* What is being asked: Drop all images and give the records again exactly.

* Available data:
— Begin —

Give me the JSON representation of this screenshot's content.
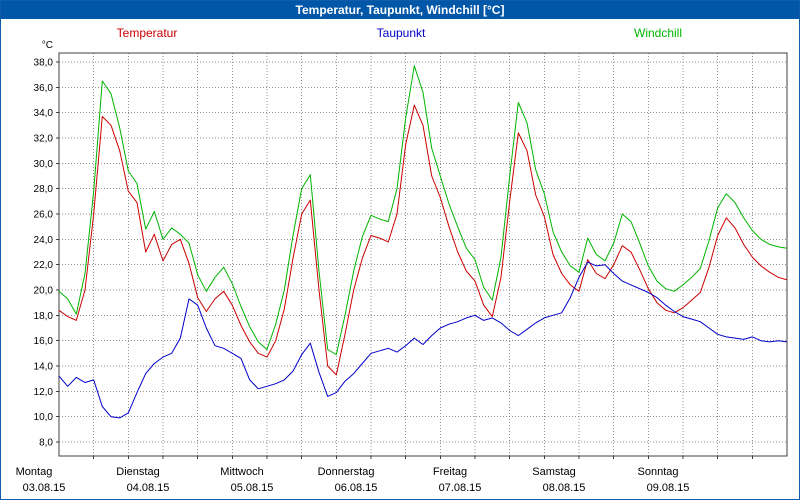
{
  "window": {
    "title": "Temperatur, Taupunkt, Windchill [°C]",
    "titlebar_color": "#0057a8"
  },
  "legend": [
    {
      "label": "Temperatur",
      "color": "#cc0000"
    },
    {
      "label": "Taupunkt",
      "color": "#0000cc"
    },
    {
      "label": "Windchill",
      "color": "#00b400"
    }
  ],
  "chart_data": {
    "type": "line",
    "title": "Temperatur, Taupunkt, Windchill [°C]",
    "xlabel": "",
    "ylabel": "°C",
    "ylim": [
      8,
      38
    ],
    "ytick_step": 2,
    "ytick_labels": [
      "38,0",
      "36,0",
      "34,0",
      "32,0",
      "30,0",
      "28,0",
      "26,0",
      "24,0",
      "22,0",
      "20,0",
      "18,0",
      "16,0",
      "14,0",
      "12,0",
      "10,0",
      "8,0"
    ],
    "grid": true,
    "legend_position": "top",
    "x_range_hours": [
      0,
      168
    ],
    "sample_interval_hours": 2,
    "x_days": [
      {
        "name": "Montag",
        "date": "03.08.15"
      },
      {
        "name": "Dienstag",
        "date": "04.08.15"
      },
      {
        "name": "Mittwoch",
        "date": "05.08.15"
      },
      {
        "name": "Donnerstag",
        "date": "06.08.15"
      },
      {
        "name": "Freitag",
        "date": "07.08.15"
      },
      {
        "name": "Samstag",
        "date": "08.08.15"
      },
      {
        "name": "Sonntag",
        "date": "09.08.15"
      }
    ],
    "series": [
      {
        "name": "Temperatur",
        "color": "#cc0000",
        "values": [
          18.4,
          17.9,
          17.6,
          20.0,
          26.0,
          33.7,
          33.0,
          31.0,
          27.8,
          26.9,
          23.0,
          24.4,
          22.3,
          23.6,
          24.0,
          22.1,
          19.4,
          18.3,
          19.3,
          19.9,
          18.8,
          17.2,
          15.9,
          15.0,
          14.7,
          16.0,
          18.5,
          22.5,
          26.0,
          27.1,
          20.0,
          14.0,
          13.3,
          16.5,
          20.0,
          22.5,
          24.3,
          24.1,
          23.8,
          26.0,
          31.5,
          34.6,
          33.0,
          29.0,
          27.3,
          25.0,
          23.0,
          21.5,
          20.7,
          18.8,
          17.9,
          21.0,
          27.0,
          32.4,
          31.0,
          27.5,
          25.8,
          22.8,
          21.3,
          20.4,
          19.9,
          22.4,
          21.3,
          20.9,
          22.0,
          23.5,
          23.0,
          21.6,
          20.1,
          19.0,
          18.4,
          18.2,
          18.6,
          19.2,
          19.8,
          21.8,
          24.3,
          25.7,
          24.9,
          23.6,
          22.6,
          21.9,
          21.4,
          21.0,
          20.8
        ]
      },
      {
        "name": "Taupunkt",
        "color": "#0000cc",
        "values": [
          13.2,
          12.4,
          13.1,
          12.7,
          12.9,
          10.8,
          10.0,
          9.9,
          10.3,
          11.9,
          13.4,
          14.2,
          14.7,
          15.0,
          16.2,
          19.3,
          18.8,
          17.0,
          15.6,
          15.4,
          15.0,
          14.6,
          12.9,
          12.2,
          12.4,
          12.6,
          12.9,
          13.6,
          14.9,
          15.8,
          13.5,
          11.6,
          11.9,
          12.8,
          13.4,
          14.2,
          15.0,
          15.2,
          15.4,
          15.1,
          15.6,
          16.2,
          15.7,
          16.4,
          17.0,
          17.3,
          17.5,
          17.8,
          18.0,
          17.6,
          17.8,
          17.4,
          16.8,
          16.4,
          16.9,
          17.4,
          17.8,
          18.0,
          18.2,
          19.4,
          21.0,
          22.2,
          21.9,
          22.0,
          21.3,
          20.7,
          20.4,
          20.1,
          19.8,
          19.4,
          18.8,
          18.3,
          17.9,
          17.7,
          17.5,
          17.0,
          16.5,
          16.3,
          16.2,
          16.1,
          16.3,
          16.0,
          15.9,
          16.0,
          15.9
        ]
      },
      {
        "name": "Windchill",
        "color": "#00b400",
        "values": [
          19.9,
          19.3,
          18.1,
          21.3,
          27.8,
          36.5,
          35.5,
          32.8,
          29.4,
          28.4,
          24.8,
          26.2,
          24.0,
          24.9,
          24.4,
          23.7,
          21.2,
          19.9,
          21.0,
          21.8,
          20.5,
          18.7,
          17.1,
          15.9,
          15.3,
          17.3,
          20.0,
          24.3,
          28.0,
          29.1,
          21.5,
          15.3,
          14.9,
          18.0,
          21.5,
          24.2,
          25.9,
          25.6,
          25.4,
          28.0,
          33.6,
          37.7,
          35.6,
          31.2,
          29.0,
          26.8,
          25.0,
          23.3,
          22.4,
          20.2,
          19.2,
          22.6,
          29.0,
          34.8,
          33.2,
          29.5,
          27.6,
          24.6,
          23.0,
          21.9,
          21.4,
          24.1,
          22.8,
          22.3,
          23.7,
          26.0,
          25.4,
          23.7,
          21.9,
          20.7,
          20.1,
          19.9,
          20.4,
          21.0,
          21.7,
          23.9,
          26.5,
          27.6,
          26.9,
          25.7,
          24.7,
          24.0,
          23.6,
          23.4,
          23.3
        ]
      }
    ]
  }
}
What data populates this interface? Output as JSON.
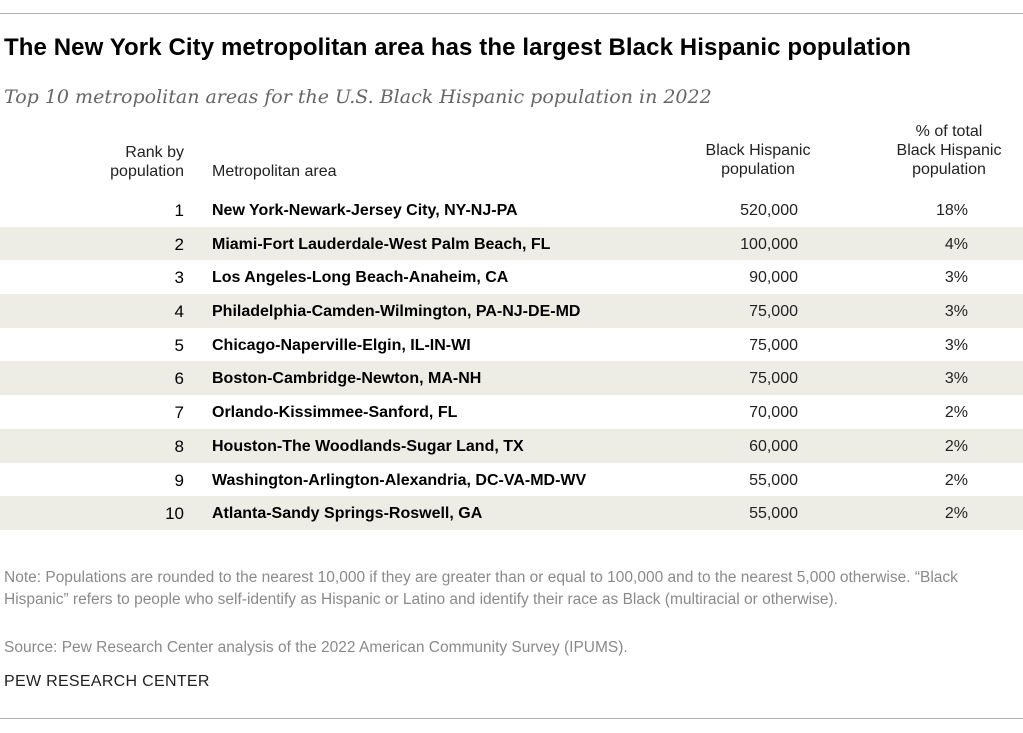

— End —

* Solution to the problem:
Give me the JSON representation of this screenshot's content.
{
  "window": {
    "title": "Temperatur, Taupunkt, Windchill [°C]",
    "titlebar_color": "#0057a8"
  },
  "legend": [
    {
      "label": "Temperatur",
      "color": "#cc0000"
    },
    {
      "label": "Taupunkt",
      "color": "#0000cc"
    },
    {
      "label": "Windchill",
      "color": "#00b400"
    }
  ],
  "chart_data": {
    "type": "line",
    "title": "Temperatur, Taupunkt, Windchill [°C]",
    "xlabel": "",
    "ylabel": "°C",
    "ylim": [
      8,
      38
    ],
    "ytick_step": 2,
    "ytick_labels": [
      "38,0",
      "36,0",
      "34,0",
      "32,0",
      "30,0",
      "28,0",
      "26,0",
      "24,0",
      "22,0",
      "20,0",
      "18,0",
      "16,0",
      "14,0",
      "12,0",
      "10,0",
      "8,0"
    ],
    "grid": true,
    "legend_position": "top",
    "x_range_hours": [
      0,
      168
    ],
    "sample_interval_hours": 2,
    "x_days": [
      {
        "name": "Montag",
        "date": "03.08.15"
      },
      {
        "name": "Dienstag",
        "date": "04.08.15"
      },
      {
        "name": "Mittwoch",
        "date": "05.08.15"
      },
      {
        "name": "Donnerstag",
        "date": "06.08.15"
      },
      {
        "name": "Freitag",
        "date": "07.08.15"
      },
      {
        "name": "Samstag",
        "date": "08.08.15"
      },
      {
        "name": "Sonntag",
        "date": "09.08.15"
      }
    ],
    "series": [
      {
        "name": "Temperatur",
        "color": "#cc0000",
        "values": [
          18.4,
          17.9,
          17.6,
          20.0,
          26.0,
          33.7,
          33.0,
          31.0,
          27.8,
          26.9,
          23.0,
          24.4,
          22.3,
          23.6,
          24.0,
          22.1,
          19.4,
          18.3,
          19.3,
          19.9,
          18.8,
          17.2,
          15.9,
          15.0,
          14.7,
          16.0,
          18.5,
          22.5,
          26.0,
          27.1,
          20.0,
          14.0,
          13.3,
          16.5,
          20.0,
          22.5,
          24.3,
          24.1,
          23.8,
          26.0,
          31.5,
          34.6,
          33.0,
          29.0,
          27.3,
          25.0,
          23.0,
          21.5,
          20.7,
          18.8,
          17.9,
          21.0,
          27.0,
          32.4,
          31.0,
          27.5,
          25.8,
          22.8,
          21.3,
          20.4,
          19.9,
          22.4,
          21.3,
          20.9,
          22.0,
          23.5,
          23.0,
          21.6,
          20.1,
          19.0,
          18.4,
          18.2,
          18.6,
          19.2,
          19.8,
          21.8,
          24.3,
          25.7,
          24.9,
          23.6,
          22.6,
          21.9,
          21.4,
          21.0,
          20.8
        ]
      },
      {
        "name": "Taupunkt",
        "color": "#0000cc",
        "values": [
          13.2,
          12.4,
          13.1,
          12.7,
          12.9,
          10.8,
          10.0,
          9.9,
          10.3,
          11.9,
          13.4,
          14.2,
          14.7,
          15.0,
          16.2,
          19.3,
          18.8,
          17.0,
          15.6,
          15.4,
          15.0,
          14.6,
          12.9,
          12.2,
          12.4,
          12.6,
          12.9,
          13.6,
          14.9,
          15.8,
          13.5,
          11.6,
          11.9,
          12.8,
          13.4,
          14.2,
          15.0,
          15.2,
          15.4,
          15.1,
          15.6,
          16.2,
          15.7,
          16.4,
          17.0,
          17.3,
          17.5,
          17.8,
          18.0,
          17.6,
          17.8,
          17.4,
          16.8,
          16.4,
          16.9,
          17.4,
          17.8,
          18.0,
          18.2,
          19.4,
          21.0,
          22.2,
          21.9,
          22.0,
          21.3,
          20.7,
          20.4,
          20.1,
          19.8,
          19.4,
          18.8,
          18.3,
          17.9,
          17.7,
          17.5,
          17.0,
          16.5,
          16.3,
          16.2,
          16.1,
          16.3,
          16.0,
          15.9,
          16.0,
          15.9
        ]
      },
      {
        "name": "Windchill",
        "color": "#00b400",
        "values": [
          19.9,
          19.3,
          18.1,
          21.3,
          27.8,
          36.5,
          35.5,
          32.8,
          29.4,
          28.4,
          24.8,
          26.2,
          24.0,
          24.9,
          24.4,
          23.7,
          21.2,
          19.9,
          21.0,
          21.8,
          20.5,
          18.7,
          17.1,
          15.9,
          15.3,
          17.3,
          20.0,
          24.3,
          28.0,
          29.1,
          21.5,
          15.3,
          14.9,
          18.0,
          21.5,
          24.2,
          25.9,
          25.6,
          25.4,
          28.0,
          33.6,
          37.7,
          35.6,
          31.2,
          29.0,
          26.8,
          25.0,
          23.3,
          22.4,
          20.2,
          19.2,
          22.6,
          29.0,
          34.8,
          33.2,
          29.5,
          27.6,
          24.6,
          23.0,
          21.9,
          21.4,
          24.1,
          22.8,
          22.3,
          23.7,
          26.0,
          25.4,
          23.7,
          21.9,
          20.7,
          20.1,
          19.9,
          20.4,
          21.0,
          21.7,
          23.9,
          26.5,
          27.6,
          26.9,
          25.7,
          24.7,
          24.0,
          23.6,
          23.4,
          23.3
        ]
      }
    ]
  }
}
What data populates this interface? Output as JSON.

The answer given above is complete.